BRIEF
Make an exact copy of the listing below.
(begin)
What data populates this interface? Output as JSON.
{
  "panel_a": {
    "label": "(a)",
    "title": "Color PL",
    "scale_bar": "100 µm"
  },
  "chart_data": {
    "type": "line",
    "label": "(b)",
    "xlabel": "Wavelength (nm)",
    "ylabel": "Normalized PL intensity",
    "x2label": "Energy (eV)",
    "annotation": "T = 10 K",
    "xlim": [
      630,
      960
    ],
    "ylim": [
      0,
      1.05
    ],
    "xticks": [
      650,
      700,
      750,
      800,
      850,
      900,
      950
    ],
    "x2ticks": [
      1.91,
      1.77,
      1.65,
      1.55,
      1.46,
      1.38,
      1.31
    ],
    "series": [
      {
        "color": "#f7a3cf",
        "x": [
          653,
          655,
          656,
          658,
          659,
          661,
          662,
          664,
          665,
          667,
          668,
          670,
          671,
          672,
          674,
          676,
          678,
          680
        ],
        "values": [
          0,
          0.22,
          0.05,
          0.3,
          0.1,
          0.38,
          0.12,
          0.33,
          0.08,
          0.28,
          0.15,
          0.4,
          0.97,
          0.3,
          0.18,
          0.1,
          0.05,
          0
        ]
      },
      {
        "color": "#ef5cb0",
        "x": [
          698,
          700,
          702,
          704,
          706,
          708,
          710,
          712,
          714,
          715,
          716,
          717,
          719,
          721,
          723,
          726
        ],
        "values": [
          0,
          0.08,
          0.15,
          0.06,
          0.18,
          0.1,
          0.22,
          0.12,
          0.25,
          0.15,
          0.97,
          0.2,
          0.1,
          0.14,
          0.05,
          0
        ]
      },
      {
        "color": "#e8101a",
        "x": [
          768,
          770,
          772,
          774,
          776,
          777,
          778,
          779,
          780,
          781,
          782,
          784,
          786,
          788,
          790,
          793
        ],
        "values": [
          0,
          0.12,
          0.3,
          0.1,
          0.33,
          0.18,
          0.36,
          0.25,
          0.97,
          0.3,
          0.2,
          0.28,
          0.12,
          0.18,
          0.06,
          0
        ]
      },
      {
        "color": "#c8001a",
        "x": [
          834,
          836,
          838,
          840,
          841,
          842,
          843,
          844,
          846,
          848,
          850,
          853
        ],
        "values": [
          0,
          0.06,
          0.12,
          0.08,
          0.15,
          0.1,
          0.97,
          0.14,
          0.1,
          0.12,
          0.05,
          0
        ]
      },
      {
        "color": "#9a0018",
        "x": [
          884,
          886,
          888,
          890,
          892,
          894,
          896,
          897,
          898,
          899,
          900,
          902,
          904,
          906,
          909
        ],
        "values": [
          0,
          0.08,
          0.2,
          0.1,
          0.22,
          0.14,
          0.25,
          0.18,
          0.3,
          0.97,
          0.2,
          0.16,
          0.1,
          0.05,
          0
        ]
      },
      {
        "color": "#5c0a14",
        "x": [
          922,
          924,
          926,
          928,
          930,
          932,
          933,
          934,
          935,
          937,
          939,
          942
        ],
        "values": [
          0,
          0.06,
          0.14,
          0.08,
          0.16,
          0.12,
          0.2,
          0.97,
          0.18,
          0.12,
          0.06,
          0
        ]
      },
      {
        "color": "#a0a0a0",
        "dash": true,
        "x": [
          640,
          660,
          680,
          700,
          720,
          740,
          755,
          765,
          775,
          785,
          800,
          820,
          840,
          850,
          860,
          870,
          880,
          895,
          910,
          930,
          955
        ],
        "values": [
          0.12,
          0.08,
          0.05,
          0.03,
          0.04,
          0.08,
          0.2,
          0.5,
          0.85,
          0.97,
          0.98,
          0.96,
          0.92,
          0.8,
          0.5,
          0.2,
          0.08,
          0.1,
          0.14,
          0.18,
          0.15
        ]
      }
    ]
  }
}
(end)
ANSWER BELOW
What data populates this interface? Output as JSON.
{
  "panel_a": {
    "label": "(a)",
    "title": "Color PL",
    "scale_bar": "100 µm"
  },
  "chart_data": {
    "type": "line",
    "label": "(b)",
    "xlabel": "Wavelength (nm)",
    "ylabel": "Normalized PL intensity",
    "x2label": "Energy (eV)",
    "annotation": "T = 10 K",
    "xlim": [
      630,
      960
    ],
    "ylim": [
      0,
      1.05
    ],
    "xticks": [
      650,
      700,
      750,
      800,
      850,
      900,
      950
    ],
    "x2ticks": [
      1.91,
      1.77,
      1.65,
      1.55,
      1.46,
      1.38,
      1.31
    ],
    "series": [
      {
        "color": "#f7a3cf",
        "x": [
          653,
          655,
          656,
          658,
          659,
          661,
          662,
          664,
          665,
          667,
          668,
          670,
          671,
          672,
          674,
          676,
          678,
          680
        ],
        "values": [
          0,
          0.22,
          0.05,
          0.3,
          0.1,
          0.38,
          0.12,
          0.33,
          0.08,
          0.28,
          0.15,
          0.4,
          0.97,
          0.3,
          0.18,
          0.1,
          0.05,
          0
        ]
      },
      {
        "color": "#ef5cb0",
        "x": [
          698,
          700,
          702,
          704,
          706,
          708,
          710,
          712,
          714,
          715,
          716,
          717,
          719,
          721,
          723,
          726
        ],
        "values": [
          0,
          0.08,
          0.15,
          0.06,
          0.18,
          0.1,
          0.22,
          0.12,
          0.25,
          0.15,
          0.97,
          0.2,
          0.1,
          0.14,
          0.05,
          0
        ]
      },
      {
        "color": "#e8101a",
        "x": [
          768,
          770,
          772,
          774,
          776,
          777,
          778,
          779,
          780,
          781,
          782,
          784,
          786,
          788,
          790,
          793
        ],
        "values": [
          0,
          0.12,
          0.3,
          0.1,
          0.33,
          0.18,
          0.36,
          0.25,
          0.97,
          0.3,
          0.2,
          0.28,
          0.12,
          0.18,
          0.06,
          0
        ]
      },
      {
        "color": "#c8001a",
        "x": [
          834,
          836,
          838,
          840,
          841,
          842,
          843,
          844,
          846,
          848,
          850,
          853
        ],
        "values": [
          0,
          0.06,
          0.12,
          0.08,
          0.15,
          0.1,
          0.97,
          0.14,
          0.1,
          0.12,
          0.05,
          0
        ]
      },
      {
        "color": "#9a0018",
        "x": [
          884,
          886,
          888,
          890,
          892,
          894,
          896,
          897,
          898,
          899,
          900,
          902,
          904,
          906,
          909
        ],
        "values": [
          0,
          0.08,
          0.2,
          0.1,
          0.22,
          0.14,
          0.25,
          0.18,
          0.3,
          0.97,
          0.2,
          0.16,
          0.1,
          0.05,
          0
        ]
      },
      {
        "color": "#5c0a14",
        "x": [
          922,
          924,
          926,
          928,
          930,
          932,
          933,
          934,
          935,
          937,
          939,
          942
        ],
        "values": [
          0,
          0.06,
          0.14,
          0.08,
          0.16,
          0.12,
          0.2,
          0.97,
          0.18,
          0.12,
          0.06,
          0
        ]
      },
      {
        "color": "#a0a0a0",
        "dash": true,
        "x": [
          640,
          660,
          680,
          700,
          720,
          740,
          755,
          765,
          775,
          785,
          800,
          820,
          840,
          850,
          860,
          870,
          880,
          895,
          910,
          930,
          955
        ],
        "values": [
          0.12,
          0.08,
          0.05,
          0.03,
          0.04,
          0.08,
          0.2,
          0.5,
          0.85,
          0.97,
          0.98,
          0.96,
          0.92,
          0.8,
          0.5,
          0.2,
          0.08,
          0.1,
          0.14,
          0.18,
          0.15
        ]
      }
    ]
  }
}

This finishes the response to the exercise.